> _Objetivos_
a - Enumere todas las cifras escritas con dígitos que figuran en el texto sobre la expropiación petrolera de 1938 e indique a qué se refiere cada una.
b - Prosiga el texto sobre la expropiación petrolera a partir del punto en que termina.

══ Fuente

Bajo el título de "Propiedades petroleras estadounidenses tomadas por los mexicanos", el 18 de marzo de 1938, el New York Times publicó el siguiente cable especial de su enviado en México, Frank L. Kluckhorn: "El control de diecisiete compañías petroleras estadounidenses y británicas, que representan una inversión de $450,000,000 en México, fueron tomadas por 18,000 trabajadores petroleros mexicanos." Luego añade: "Más tarde por la noche, el presidente Lázaro Cárdenas anunció en una transmisión radiofónica en cadena nacional que México estaba expropiando las propiedades estadounidenses y británicas. Se hizo saber que el decreto, ya firmado, sería publicado por la mañana. El presidente Cárdenas llamará a una sesión especial el lunes para la aprobación del decreto. Esto es legalmente innecesario, dado que cuenta con todos los poderes, pero quiere tener el apoyo moral de un movimiento como éste".

Según Kluckhorn, la medida fue recibida con un "entusiasmo salvaje" en los distintos pueblos petroleros del país. El 26 de marzo, el mismo Kluckhorn publicó un nuevo cable en el Times, titulado "La expropiación mexicana abre una gran pregunta", en el cual, en un tono menos aséptico, realiza un primer análisis de las repercusiones de la medida. "¿Dónde parará este movimiento?", se cuestiona. "El presidente Lázaro Cárdenas se jugará el éxito de su administración en los resultados del manejo por parte del gobierno y los sindicatos de la enorme industria petrolera mexicana." Según el enviado, "más allá de su Constitución y sus leyes radicales, es la primera vez desde que se inició la revolución en 1910 que México ha llegado a expropiar un grupo de grandes compañías extranjeras en activo. Con los trabajadores triunfantes, entusiastas y dispuestos, el gobierno mexicano está ahora comprometido con una senda de extrema izquierda."

════
══ Material proporcionado

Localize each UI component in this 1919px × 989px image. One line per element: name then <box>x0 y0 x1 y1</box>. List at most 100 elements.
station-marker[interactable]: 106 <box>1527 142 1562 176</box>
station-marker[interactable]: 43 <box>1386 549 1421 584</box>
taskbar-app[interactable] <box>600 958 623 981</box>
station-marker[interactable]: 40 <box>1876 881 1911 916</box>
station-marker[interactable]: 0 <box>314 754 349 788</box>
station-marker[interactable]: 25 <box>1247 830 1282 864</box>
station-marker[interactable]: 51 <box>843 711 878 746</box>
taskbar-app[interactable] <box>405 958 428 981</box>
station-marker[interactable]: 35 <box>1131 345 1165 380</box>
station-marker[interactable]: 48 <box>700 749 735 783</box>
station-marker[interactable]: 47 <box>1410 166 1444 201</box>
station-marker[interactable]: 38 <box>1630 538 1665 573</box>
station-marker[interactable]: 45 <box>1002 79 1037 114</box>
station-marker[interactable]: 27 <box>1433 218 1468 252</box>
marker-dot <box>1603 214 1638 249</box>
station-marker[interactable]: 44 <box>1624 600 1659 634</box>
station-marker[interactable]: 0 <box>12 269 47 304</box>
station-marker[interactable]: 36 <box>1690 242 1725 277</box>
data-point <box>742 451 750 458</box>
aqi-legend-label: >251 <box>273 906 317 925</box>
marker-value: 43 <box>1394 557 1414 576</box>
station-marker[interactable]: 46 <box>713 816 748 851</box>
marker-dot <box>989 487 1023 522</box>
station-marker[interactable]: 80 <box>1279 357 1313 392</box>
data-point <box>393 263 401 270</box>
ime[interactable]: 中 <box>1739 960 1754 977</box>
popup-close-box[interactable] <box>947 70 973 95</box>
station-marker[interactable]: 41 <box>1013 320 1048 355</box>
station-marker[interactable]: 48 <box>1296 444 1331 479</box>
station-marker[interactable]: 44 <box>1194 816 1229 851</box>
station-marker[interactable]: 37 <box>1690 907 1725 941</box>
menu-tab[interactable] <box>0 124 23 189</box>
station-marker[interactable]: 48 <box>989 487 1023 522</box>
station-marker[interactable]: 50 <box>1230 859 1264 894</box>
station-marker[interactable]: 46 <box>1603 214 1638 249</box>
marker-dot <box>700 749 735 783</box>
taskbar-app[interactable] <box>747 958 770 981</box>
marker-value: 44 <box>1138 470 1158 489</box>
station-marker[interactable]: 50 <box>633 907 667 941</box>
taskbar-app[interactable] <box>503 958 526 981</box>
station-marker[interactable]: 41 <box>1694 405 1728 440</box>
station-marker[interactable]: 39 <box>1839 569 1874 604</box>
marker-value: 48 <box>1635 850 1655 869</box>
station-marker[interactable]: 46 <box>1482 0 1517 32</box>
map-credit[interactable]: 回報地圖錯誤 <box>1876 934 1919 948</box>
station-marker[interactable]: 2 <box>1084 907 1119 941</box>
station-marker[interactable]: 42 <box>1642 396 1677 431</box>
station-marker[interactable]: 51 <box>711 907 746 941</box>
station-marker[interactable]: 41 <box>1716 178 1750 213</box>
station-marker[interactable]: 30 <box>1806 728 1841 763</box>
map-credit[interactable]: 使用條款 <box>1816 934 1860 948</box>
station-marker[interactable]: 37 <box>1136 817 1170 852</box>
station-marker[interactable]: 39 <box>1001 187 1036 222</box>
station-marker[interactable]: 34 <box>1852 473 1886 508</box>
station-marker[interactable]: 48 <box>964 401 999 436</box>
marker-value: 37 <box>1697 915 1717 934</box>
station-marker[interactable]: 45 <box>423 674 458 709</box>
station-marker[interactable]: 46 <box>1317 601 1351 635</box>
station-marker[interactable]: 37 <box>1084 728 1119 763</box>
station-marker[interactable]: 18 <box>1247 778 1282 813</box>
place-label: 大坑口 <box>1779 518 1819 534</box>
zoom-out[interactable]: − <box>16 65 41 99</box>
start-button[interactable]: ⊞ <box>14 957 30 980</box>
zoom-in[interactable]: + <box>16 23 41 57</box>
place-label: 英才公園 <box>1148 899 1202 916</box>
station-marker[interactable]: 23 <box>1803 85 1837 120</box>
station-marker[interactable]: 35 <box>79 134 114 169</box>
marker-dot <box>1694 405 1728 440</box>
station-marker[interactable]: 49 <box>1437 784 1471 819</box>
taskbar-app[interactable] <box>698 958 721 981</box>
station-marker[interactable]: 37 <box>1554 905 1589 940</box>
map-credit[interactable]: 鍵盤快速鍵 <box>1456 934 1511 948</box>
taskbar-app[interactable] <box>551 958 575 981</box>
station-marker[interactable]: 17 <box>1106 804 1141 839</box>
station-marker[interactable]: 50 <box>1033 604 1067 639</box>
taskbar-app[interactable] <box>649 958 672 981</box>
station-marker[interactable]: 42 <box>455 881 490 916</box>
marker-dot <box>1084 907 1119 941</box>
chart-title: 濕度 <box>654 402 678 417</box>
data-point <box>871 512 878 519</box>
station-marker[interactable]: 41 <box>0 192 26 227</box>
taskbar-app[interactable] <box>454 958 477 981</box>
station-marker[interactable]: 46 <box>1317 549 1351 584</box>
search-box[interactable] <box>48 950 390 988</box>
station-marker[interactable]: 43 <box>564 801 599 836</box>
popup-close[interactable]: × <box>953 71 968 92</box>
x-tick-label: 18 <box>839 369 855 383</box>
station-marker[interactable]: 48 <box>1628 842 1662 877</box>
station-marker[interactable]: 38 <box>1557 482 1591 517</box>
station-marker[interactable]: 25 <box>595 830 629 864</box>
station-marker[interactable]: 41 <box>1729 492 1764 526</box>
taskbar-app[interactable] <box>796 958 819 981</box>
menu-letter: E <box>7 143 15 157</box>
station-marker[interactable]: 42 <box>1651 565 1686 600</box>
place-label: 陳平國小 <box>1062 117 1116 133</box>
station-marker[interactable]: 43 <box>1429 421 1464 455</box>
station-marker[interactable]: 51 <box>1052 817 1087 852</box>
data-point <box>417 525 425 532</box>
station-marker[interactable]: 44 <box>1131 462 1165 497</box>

════

> _Respuestas por tarea_
a -
- 18: el día de marzo en que el New York Times publicó el primer cable de Kluckhorn.
- 1938: el año de esa publicación.
- $450,000,000: la inversión que representaban las diecisiete compañías petroleras estadounidenses y británicas.
- 18,000: el número de trabajadores petroleros mexicanos que tomaron el control de las compañías.
- 26: el día de marzo en que Kluckhorn publicó un nuevo cable en el Times.
- 1910: el año en que se inició la revolución en México.

b -
            El 12 de agosto de 2013, bajo el título "Para mover la Economía, el presidente mexicano busca inversión extranjera en energía", Elizabeth Malkin, del New York Times, escribió: "El plan del presidente, que implica la reforma de dos artículos constitucionales, desafía uno de los postulados de la identidad nacional de México -la soberanía completa sobre sus recursos energéticos- al invitar a compañías extranjeras a explorar y extraer petróleo y gas natural." Al día siguiente, Clifford Kraus escribió: "La controvertida reforma propuesta para las leyes energéticas de México no sólo tiene el potencial de devolver a México a los niveles de extracción de inicios de los ochenta, cuando era uno de los productores más prometedores del mundo, sino también para reducir aún más la dependencia estadounidense de países de la OPEP." Y añade: "Las compañías petroleras estadounidenses respondieron con entusiasmo". 

            En medio del debate abierto por la presentación de la propuesta energética del presidente Peña Nieto -así como la posición previa del PAN y la reciente del PRD, en voz ni más ni menos que del hijo del General-, la mirada del diario más influyente de Estados Unidos acaso sirva para poner en perspectiva nuestra actitud frente al asunto. Para empezar, parece que ambos presidentes se "juegan el éxito" de sus administraciones en sus políticas sobre el petróleo. Sólo que, mientras Cárdenas no necesitó lidiar con una oposición interna a la hora de tomar su histórico decreto, hoy la negociación con las demás fuerzas políticas se vuelve tan fatigosa como imprescindible.

La diferencia más notable entre los dos momentos es que el "entusiasmo salvaje" de 1938 se halla ausente en nuestros días: quienes apoyan la reforma la presentan como una medida inevitable ante el declive de Petróleos Mexicanos, mientras que quienes se oponen a ella lo hacen con una irritación fundada en una decepción equivalente. Más allá de ser acusado por el Times de pertenecer a la "extrema izquierda", cuando Cárdenas decretó la expropiación se creía que el petróleo contribuiría a mejorar en el futuro las vidas de millones. Hoy, desde ese futuro, tanto quienes buscan como quienes se oponen al regreso de la iniciativa privada comparten el mismo malestar.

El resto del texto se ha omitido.